Document structure recognition data:
☆ ☆ ☆

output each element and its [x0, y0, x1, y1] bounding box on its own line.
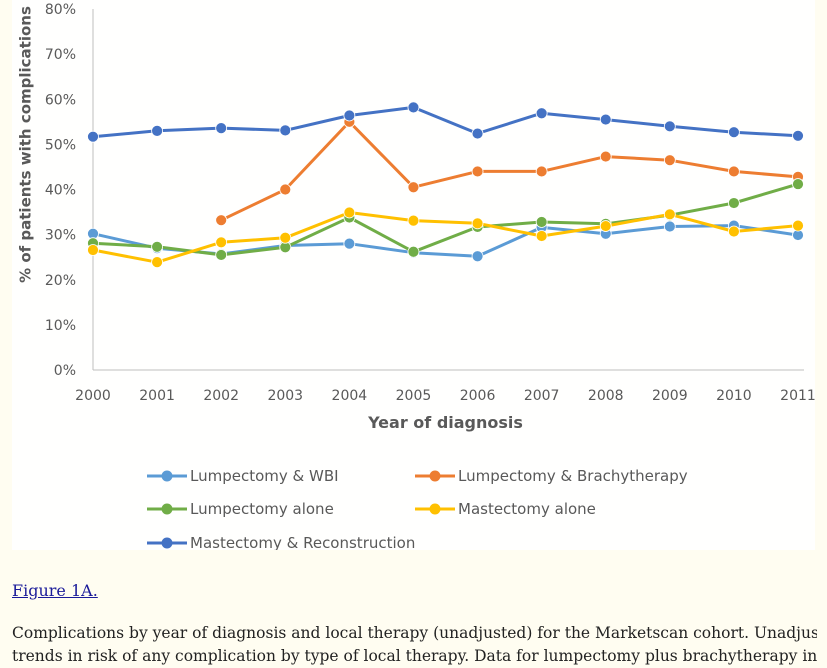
data-point	[728, 126, 740, 139]
data-point	[343, 206, 356, 219]
line-chart: 0%10%20%30%40%50%60%70%80% 2000 2001 2002 2…	[16, 2, 815, 550]
data-point	[343, 237, 356, 250]
x-tick-label: 2010	[716, 388, 752, 404]
y-tick-label: 20%	[45, 273, 76, 289]
data-point	[471, 165, 484, 178]
legend-item: Lumpectomy & WBI	[147, 467, 339, 485]
figure-caption: Complications by year of diagnosis and l…	[12, 622, 817, 668]
data-point	[599, 150, 612, 163]
x-tick-label: 2005	[396, 388, 432, 404]
data-point	[151, 240, 163, 253]
x-tick-labels: 2000 2001 2002 2003 2004 2005 2006 2007 2008 2009…	[75, 388, 815, 404]
figure-link[interactable]: Figure 1A.	[12, 581, 98, 600]
caption-line-2: trends in risk of any complication by ty…	[12, 647, 817, 665]
series-2	[87, 178, 804, 261]
data-point	[279, 231, 292, 244]
legend-label: Mastectomy & Reconstruction	[190, 534, 415, 550]
x-tick-label: 2009	[652, 388, 688, 404]
data-point	[663, 154, 676, 167]
data-point	[215, 249, 228, 261]
x-tick-label: 2003	[267, 388, 303, 404]
data-point	[407, 181, 420, 194]
series-line	[220, 120, 799, 222]
legend-label: Lumpectomy & WBI	[190, 467, 339, 485]
legend-swatch-marker	[429, 503, 441, 515]
y-tick-label: 50%	[45, 137, 76, 153]
data-point	[728, 165, 740, 178]
data-point	[151, 256, 163, 269]
x-tick-label: 2001	[139, 388, 175, 404]
x-tick-label: 2006	[460, 388, 496, 404]
data-point	[535, 107, 548, 120]
data-point	[728, 225, 740, 238]
y-tick-label: 70%	[45, 47, 76, 63]
legend: Lumpectomy & WBI Lumpectomy & Brachythera…	[147, 467, 688, 550]
data-point	[792, 129, 804, 142]
series-line	[92, 182, 799, 257]
x-tick-label: 2008	[588, 388, 624, 404]
series-layer	[87, 101, 804, 269]
y-tick-label: 0%	[54, 363, 76, 379]
data-point	[471, 217, 484, 230]
x-tick-label: 2011	[780, 388, 815, 404]
legend-swatch-marker	[429, 470, 441, 482]
data-point	[87, 130, 99, 143]
y-tick-label: 10%	[45, 318, 76, 334]
legend-swatch-marker	[161, 470, 173, 482]
y-tick-label: 80%	[45, 2, 76, 18]
data-point	[728, 197, 740, 209]
y-tick-label: 40%	[45, 183, 76, 199]
data-point	[215, 236, 228, 249]
y-tick-label: 30%	[45, 228, 76, 244]
series-4	[87, 101, 804, 143]
data-point	[407, 214, 420, 227]
data-point	[215, 122, 228, 135]
y-tick-labels: 0% 10% 20% 30% 40% 50% 60% 70% 80%	[45, 2, 76, 379]
data-point	[87, 244, 99, 256]
legend-item: Mastectomy alone	[415, 500, 596, 518]
data-point	[215, 214, 228, 227]
data-point	[535, 216, 548, 228]
caption-line-1: Complications by year of diagnosis and l…	[12, 624, 817, 642]
chart-panel: 0% 10% 20% 30% 40% 50% 60% 70% 80% 2000 2001 2002 2…	[12, 0, 815, 550]
y-tick-label: 60%	[45, 92, 76, 108]
data-point	[792, 178, 804, 190]
legend-swatch-marker	[161, 503, 173, 515]
x-tick-label: 2002	[203, 388, 239, 404]
data-point	[343, 109, 356, 122]
data-point	[279, 124, 292, 137]
data-point	[471, 127, 484, 140]
legend-label: Lumpectomy & Brachytherapy	[458, 467, 688, 485]
data-point	[151, 124, 163, 137]
data-point	[663, 120, 676, 133]
data-point	[663, 220, 676, 233]
legend-item: Mastectomy & Reconstruction	[147, 534, 415, 550]
y-axis-title: % of patients with complications	[16, 6, 34, 283]
data-point	[599, 113, 612, 126]
x-tick-label: 2004	[332, 388, 368, 404]
data-point	[279, 183, 292, 196]
data-point	[535, 230, 548, 242]
legend-label: Lumpectomy alone	[190, 500, 334, 518]
data-point	[471, 250, 484, 263]
legend-item: Lumpectomy & Brachytherapy	[415, 467, 688, 485]
legend-label: Mastectomy alone	[458, 500, 596, 518]
series-line	[92, 105, 799, 139]
legend-item: Lumpectomy alone	[147, 500, 334, 518]
series-1	[215, 115, 804, 227]
data-point	[407, 245, 420, 258]
data-point	[792, 219, 804, 232]
x-tick-label: 2007	[524, 388, 560, 404]
data-point	[407, 101, 420, 114]
x-tick-label: 2000	[75, 388, 111, 404]
legend-swatch-marker	[161, 537, 173, 549]
data-point	[535, 165, 548, 178]
x-axis-title: Year of diagnosis	[367, 413, 523, 432]
data-point	[663, 208, 676, 221]
series-line	[92, 211, 799, 264]
data-point	[599, 220, 612, 232]
series-3	[87, 206, 804, 269]
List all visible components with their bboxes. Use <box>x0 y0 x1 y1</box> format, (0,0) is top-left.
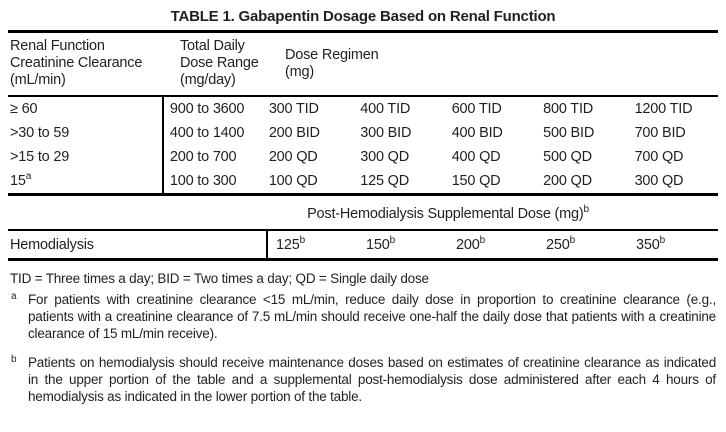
footnotes: TID = Three times a day; BID = Two times… <box>8 270 718 405</box>
dose-range-cell: 900 to 3600 <box>161 97 261 121</box>
table-row: ≥ 60 900 to 3600 300 TID 400 TID 600 TID… <box>8 97 718 121</box>
table-header-row: Renal Function Creatinine Clearance (mL/… <box>8 33 718 95</box>
header-dose-range: Total Daily Dose Range (mg/day) <box>172 38 277 89</box>
renal-function-cell: >15 to 29 <box>10 149 70 165</box>
header-line: (mg) <box>285 63 315 80</box>
footnote-b-text: Patients on hemodialysis should receive … <box>28 355 716 404</box>
regimen-cell: 300 BID <box>360 125 412 141</box>
footnote-b: b Patients on hemodialysis should receiv… <box>8 354 718 405</box>
regimen-cell: 200 QD <box>268 149 318 165</box>
regimen-cell: 1200 TID <box>634 101 693 117</box>
hemodialysis-label: Hemodialysis <box>10 236 94 253</box>
abbreviations-line: TID = Three times a day; BID = Two times… <box>10 271 429 286</box>
hemodialysis-bottom-divider <box>8 258 718 261</box>
header-line: Dose Regimen <box>285 46 379 63</box>
footnote-a-ref: a <box>25 171 32 183</box>
footnote-b-ref: b <box>299 234 306 246</box>
dose-range-cell: 100 to 300 <box>161 169 261 193</box>
regimen-cell: 200 QD <box>543 173 592 189</box>
renal-function-cell: 15a <box>10 171 32 189</box>
header-line: (mL/min) <box>10 72 66 88</box>
regimen-cell: 800 TID <box>543 101 594 117</box>
footnote-b-ref: b <box>569 234 576 246</box>
regimen-cell: 300 TID <box>268 101 319 117</box>
hemodialysis-row: Hemodialysis 125b 150b 200b 250b 350b <box>8 231 718 258</box>
header-line: Dose Range <box>180 55 259 71</box>
footnote-a-marker: a <box>11 291 17 302</box>
table-row: 15a 100 to 300 100 QD 125 QD 150 QD 200 … <box>8 169 718 193</box>
regimen-cell: 100 QD <box>268 173 318 189</box>
main-table-bottom-divider <box>8 193 718 196</box>
hemodialysis-doses: 125b 150b 200b 250b 350b <box>266 231 718 258</box>
footnote-a-text: For patients with creatinine clearance <… <box>28 292 716 341</box>
supplemental-dose-cell: 250b <box>546 234 576 253</box>
footnote-b-ref: b <box>583 204 590 216</box>
header-line: Total Daily <box>180 38 245 54</box>
regimen-cell: 150 QD <box>451 173 501 189</box>
title-divider <box>8 30 718 33</box>
table-body: ≥ 60 900 to 3600 300 TID 400 TID 600 TID… <box>8 97 718 193</box>
regimen-cell: 300 QD <box>360 149 410 165</box>
dose-range-cell: 200 to 700 <box>161 145 261 169</box>
supplemental-dose-cell: 200b <box>456 234 486 253</box>
supplemental-dose-cell: 125b <box>276 234 306 253</box>
regimen-cell: 500 BID <box>543 125 595 141</box>
regimen-cell: 400 TID <box>360 101 411 117</box>
renal-function-cell: ≥ 60 <box>10 101 38 117</box>
regimen-cell: 700 QD <box>634 149 684 165</box>
header-dose-regimen: Dose Regimen (mg) <box>277 47 379 81</box>
header-divider <box>8 95 718 97</box>
table-title: TABLE 1. Gabapentin Dosage Based on Rena… <box>170 8 556 25</box>
regimen-cell: 700 BID <box>634 125 686 141</box>
table-row: >15 to 29 200 to 700 200 QD 300 QD 400 Q… <box>8 145 718 169</box>
regimen-cell: 400 QD <box>451 149 501 165</box>
regimen-cell: 400 BID <box>451 125 503 141</box>
table-row: >30 to 59 400 to 1400 200 BID 300 BID 40… <box>8 121 718 145</box>
footnote-b-marker: b <box>11 354 17 365</box>
footnote-b-ref: b <box>389 234 396 246</box>
regimen-cell: 600 TID <box>451 101 502 117</box>
header-line: Renal Function <box>10 38 105 54</box>
header-renal-function: Renal Function Creatinine Clearance (mL/… <box>8 38 172 89</box>
footnote-a: a For patients with creatinine clearance… <box>8 291 718 342</box>
renal-function-cell: >30 to 59 <box>10 125 70 141</box>
regimen-cell: 125 QD <box>360 173 410 189</box>
supplemental-dose-cell: 350b <box>636 234 666 253</box>
supplemental-dose-cell: 150b <box>366 234 396 253</box>
supplemental-dose-header: Post-Hemodialysis Supplemental Dose (mg)… <box>307 204 590 222</box>
hemodialysis-top-divider <box>8 229 718 231</box>
footnote-b-ref: b <box>479 234 486 246</box>
footnote-b-ref: b <box>659 234 666 246</box>
regimen-cell: 300 QD <box>634 173 684 189</box>
header-line: (mg/day) <box>180 72 236 88</box>
dose-range-cell: 400 to 1400 <box>161 121 261 145</box>
header-line: Creatinine Clearance <box>10 55 143 71</box>
regimen-cell: 500 QD <box>543 149 592 165</box>
regimen-cell: 200 BID <box>268 125 320 141</box>
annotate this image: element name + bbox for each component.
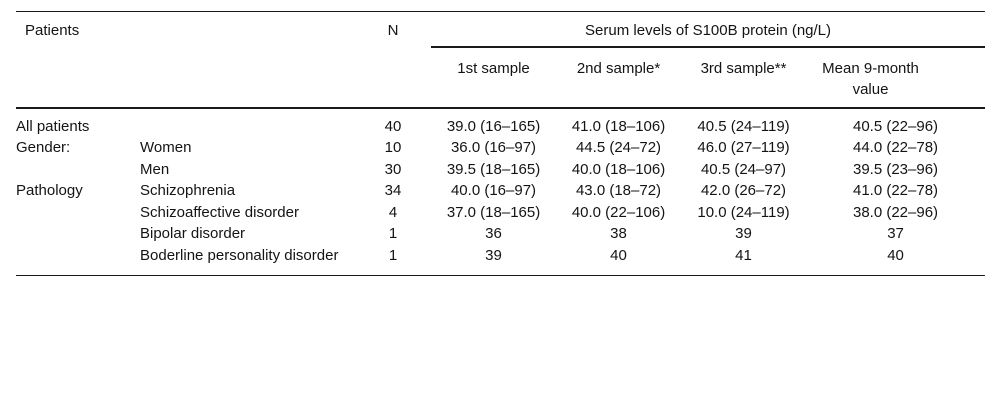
row-sample1-cell: 36 bbox=[485, 225, 502, 242]
row-subcategory-cell: Schizophrenia bbox=[140, 182, 236, 199]
row-subcategory-cell: Bipolar disorder bbox=[140, 225, 246, 242]
row-mean-cell: 38.0 (22–96) bbox=[852, 203, 939, 221]
row-sample3-cell: 41 bbox=[681, 244, 807, 276]
table-row-men: Men 30 39.5 (18–165) 40.0 (18–106) 40.5 … bbox=[16, 159, 985, 181]
row-sample3-cell: 42.0 (26–72) bbox=[700, 182, 787, 199]
row-sample3-cell: 40.5 (24–119) bbox=[697, 117, 790, 135]
sample1-column-header: 1st sample bbox=[431, 46, 557, 109]
table-row-schizoaffective: Schizoaffective disorder 4 37.0 (18–165)… bbox=[16, 202, 985, 224]
row-sample2-cell: 40.0 (18–106) bbox=[571, 160, 666, 178]
row-mean-cell: 40.5 (22–96) bbox=[852, 117, 939, 135]
header-row-groups: Patients N Serum levels of S100B protein… bbox=[16, 11, 986, 109]
row-n-cell: 1 bbox=[388, 225, 398, 242]
serum-group-header: Serum levels of S100B protein (ng/L) bbox=[431, 11, 986, 48]
row-sample1-cell: 37.0 (18–165) bbox=[446, 203, 541, 221]
table-row-women: Gender: Women 10 36.0 (16–97) 44.5 (24–7… bbox=[16, 137, 985, 159]
row-sample2-cell: 40.0 (22–106) bbox=[571, 203, 666, 221]
patients-column-header: Patients bbox=[16, 11, 356, 109]
row-mean-cell: 39.5 (23–96) bbox=[852, 160, 939, 178]
row-subcategory-cell: Women bbox=[140, 139, 192, 156]
row-group-cell bbox=[16, 223, 140, 245]
sample3-column-header: 3rd sample** bbox=[681, 46, 807, 109]
row-group-cell bbox=[16, 159, 140, 181]
row-sample3-cell: 40.5 (24–97) bbox=[700, 160, 787, 178]
table-row-bipolar: Bipolar disorder 1 36 38 39 37 bbox=[16, 223, 985, 245]
row-subcategory-cell: Men bbox=[140, 160, 170, 178]
row-mean-cell: 37 bbox=[887, 225, 904, 242]
row-mean-cell: 44.0 (22–78) bbox=[852, 139, 939, 156]
row-n-cell: 30 bbox=[384, 160, 402, 178]
row-sample1-cell: 39.0 (16–165) bbox=[446, 117, 541, 135]
s100b-serum-levels-table: Patients N Serum levels of S100B protein… bbox=[16, 11, 986, 276]
row-group-cell: Gender: bbox=[16, 139, 71, 156]
row-subcategory-cell bbox=[140, 108, 355, 138]
row-subcategory-cell: Schizoaffective disorder bbox=[140, 203, 299, 221]
row-sample3-cell: 39 bbox=[735, 225, 752, 242]
row-group-cell: Pathology bbox=[16, 182, 83, 199]
row-sample1-cell: 40.0 (16–97) bbox=[450, 182, 537, 199]
row-n-cell: 40 bbox=[384, 117, 402, 135]
table-row-borderline: Boderline personality disorder 1 39 40 4… bbox=[16, 244, 986, 276]
table-row-all-patients: All patients 40 39.0 (16–165) 41.0 (18–1… bbox=[16, 108, 985, 138]
table-body: All patients 40 39.0 (16–165) 41.0 (18–1… bbox=[16, 108, 986, 276]
sample2-column-header: 2nd sample* bbox=[556, 46, 682, 109]
mean-column-header: Mean 9-month value bbox=[806, 46, 986, 109]
row-group-cell bbox=[16, 244, 140, 276]
row-mean-cell: 40 bbox=[806, 244, 986, 276]
row-n-cell: 4 bbox=[388, 203, 398, 221]
row-sample2-cell: 38 bbox=[610, 225, 627, 242]
row-subcategory-cell: Boderline personality disorder bbox=[140, 244, 356, 276]
header-row-samples: 1st sample 2nd sample* 3rd sample** Mean… bbox=[16, 46, 986, 109]
row-sample2-cell: 40 bbox=[556, 244, 682, 276]
row-mean-cell: 41.0 (22–78) bbox=[852, 182, 939, 199]
row-sample1-cell: 36.0 (16–97) bbox=[450, 139, 537, 156]
row-sample1-cell: 39.5 (18–165) bbox=[446, 160, 541, 178]
row-n-cell: 10 bbox=[384, 139, 402, 156]
row-sample1-cell: 39 bbox=[431, 244, 557, 276]
table-header: Patients N Serum levels of S100B protein… bbox=[16, 11, 986, 109]
n-column-header: N bbox=[355, 11, 432, 109]
row-n-cell: 1 bbox=[355, 244, 432, 276]
table-container: Patients N Serum levels of S100B protein… bbox=[16, 11, 1000, 276]
row-sample2-cell: 44.5 (24–72) bbox=[575, 139, 662, 156]
row-n-cell: 34 bbox=[384, 182, 402, 199]
row-group-cell bbox=[16, 202, 140, 224]
row-group-cell: All patients bbox=[16, 117, 90, 135]
table-row-schizophrenia: Pathology Schizophrenia 34 40.0 (16–97) … bbox=[16, 180, 985, 202]
row-sample3-cell: 46.0 (27–119) bbox=[697, 139, 790, 156]
row-sample2-cell: 41.0 (18–106) bbox=[571, 117, 666, 135]
row-sample3-cell: 10.0 (24–119) bbox=[697, 203, 790, 221]
row-sample2-cell: 43.0 (18–72) bbox=[575, 182, 662, 199]
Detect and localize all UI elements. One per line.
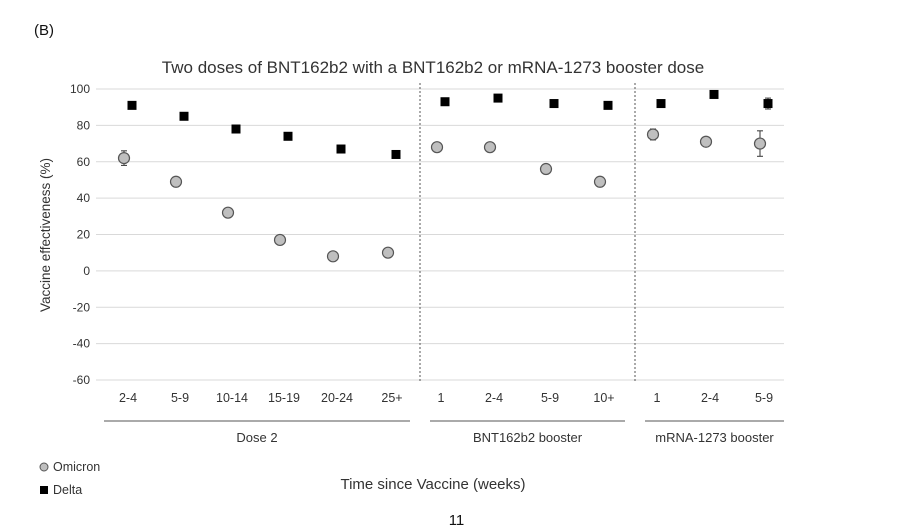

☆ ☆ ☆

** WORK REQUEST **
Search the data for the string "personality" and copy out every line where it is found.

** RESULT FOR THIS EXERCISE **
table-row-borderline: Boderline personality disorder 1 39 40 4… bbox=[16, 244, 986, 276]
row-subcategory-cell: Boderline personality disorder bbox=[140, 244, 356, 276]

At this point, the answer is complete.